__INSTRUCTIONS TO FOLLOW__. For every line in the records that has the word "코사인법칙의", make a copy.

__LISTED RECORDS__.
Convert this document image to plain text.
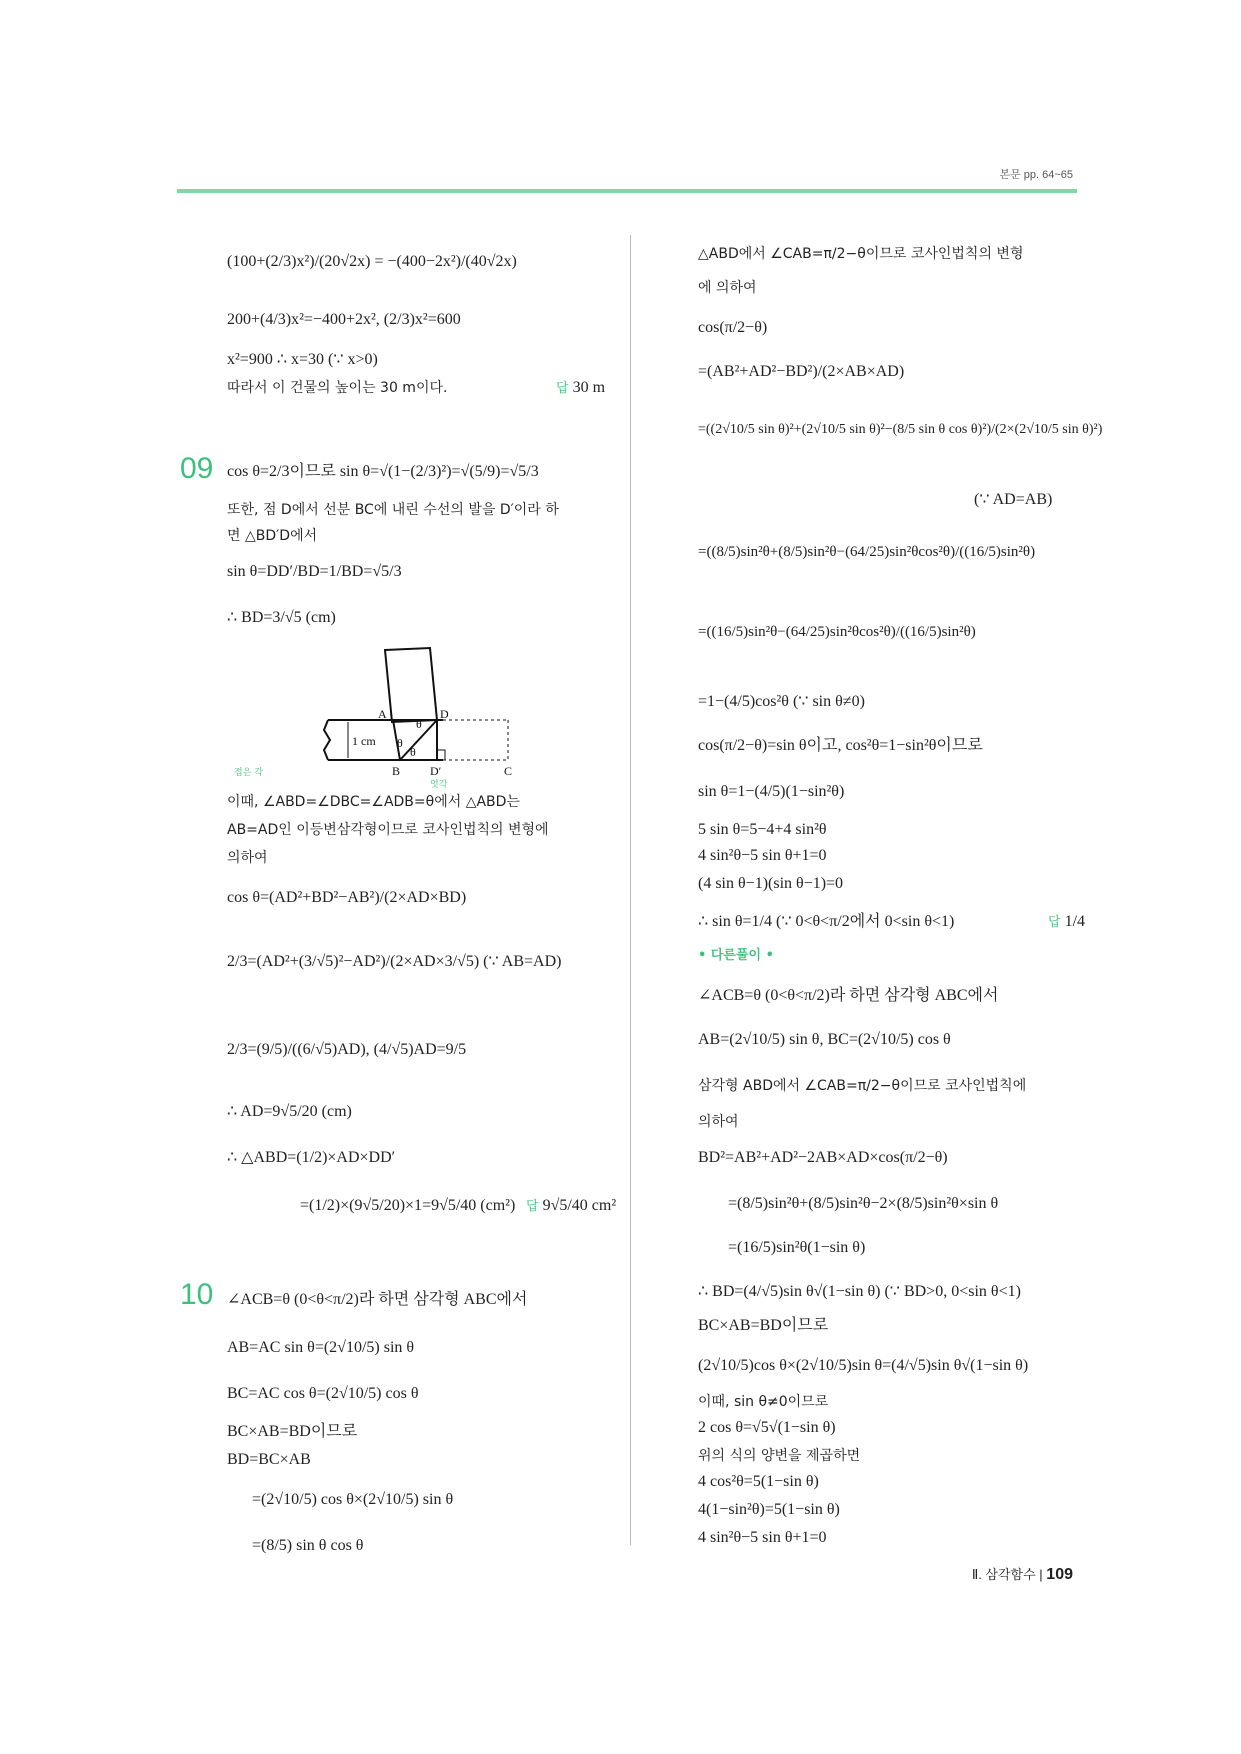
본문 pp. 64~65
(100+(2/3)x²)/(20√2x) = −(400−2x²)/(40√2x)
200+(4/3)x²=−400+2x², (2/3)x²=600
x²=900 ∴ x=30 (∵ x>0)
따라서 이 건물의 높이는 30 m이다.	답 30 m
09 cos θ=2/3이므로 sin θ=√(1−(2/3)²)=√(5/9)=√5/3
또한, 점 D에서 선분 BC에 내린 수선의 발을 D′이라 하
면 △BD′D에서
sin θ=DD′/BD=1/BD=√5/3
∴ BD=3/√5 (cm)
A	D
B D′	C
1 cm θ
θ
θ
접은 각
엇각
이때, ∠ABD=∠DBC=∠ADB=θ에서 △ABD는
AB=AD인 이등변삼각형이므로 코사인법칙의 변형에
의하여
cos θ=(AD²+BD²−AB²)/(2×AD×BD)
2/3=(AD²+(3/√5)²−AD²)/(2×AD×3/√5) (∵ AB=AD)
2/3=(9/5)/((6/√5)AD), (4/√5)AD=9/5
∴ AD=9√5/20 (cm)
∴ △ABD=(1/2)×AD×DD′
=(1/2)×(9√5/20)×1=9√5/40 (cm²) 답 9√5/40 cm²
10 ∠ACB=θ (0<θ<π/2)라 하면 삼각형 ABC에서
AB=AC sin θ=(2√10/5) sin θ
BC=AC cos θ=(2√10/5) cos θ
BC×AB=BD이므로
BD=BC×AB
=(2√10/5) cos θ×(2√10/5) sin θ
=(8/5) sin θ cos θ
△ABD에서 ∠CAB=π/2−θ이므로 코사인법칙의 변형
에 의하여
cos(π/2−θ)
=(AB²+AD²−BD²)/(2×AB×AD)
=((2√10/5 sin θ)²+(2√10/5 sin θ)²−(8/5 sin θ cos θ)²)/(2×(2√10/5 sin θ)²)
(∵ AD=AB)
=((8/5)sin²θ+(8/5)sin²θ−(64/25)sin²θcos²θ)/((16/5)sin²θ)
=((16/5)sin²θ−(64/25)sin²θcos²θ)/((16/5)sin²θ)
=1−(4/5)cos²θ (∵ sin θ≠0)
cos(π/2−θ)=sin θ이고, cos²θ=1−sin²θ이므로
sin θ=1−(4/5)(1−sin²θ)
5 sin θ=5−4+4 sin²θ
4 sin²θ−5 sin θ+1=0
(4 sin θ−1)(sin θ−1)=0
∴ sin θ=1/4 (∵ 0<θ<π/2에서 0<sin θ<1)	답 1/4
• 다른풀이 •
∠ACB=θ (0<θ<π/2)라 하면 삼각형 ABC에서
AB=(2√10/5) sin θ, BC=(2√10/5) cos θ
삼각형 ABD에서 ∠CAB=π/2−θ이므로 코사인법칙에
의하여
BD²=AB²+AD²−2AB×AD×cos(π/2−θ)
=(8/5)sin²θ+(8/5)sin²θ−2×(8/5)sin²θ×sin θ
=(16/5)sin²θ(1−sin θ)
∴ BD=(4/√5)sin θ√(1−sin θ) (∵ BD>0, 0<sin θ<1)
BC×AB=BD이므로
(2√10/5)cos θ×(2√10/5)sin θ=(4/√5)sin θ√(1−sin θ)
이때, sin θ≠0이므로
2 cos θ=√5√(1−sin θ)
위의 식의 양변을 제곱하면
4 cos²θ=5(1−sin θ)
4(1−sin²θ)=5(1−sin θ)
4 sin²θ−5 sin θ+1=0
Ⅱ. 삼각함수 | 109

__WRITTEN SOLUTION__.
AB=AD인 이등변삼각형이므로 코사인법칙의 변형에
△ABD에서 ∠CAB=π/2−θ이므로 코사인법칙의 변형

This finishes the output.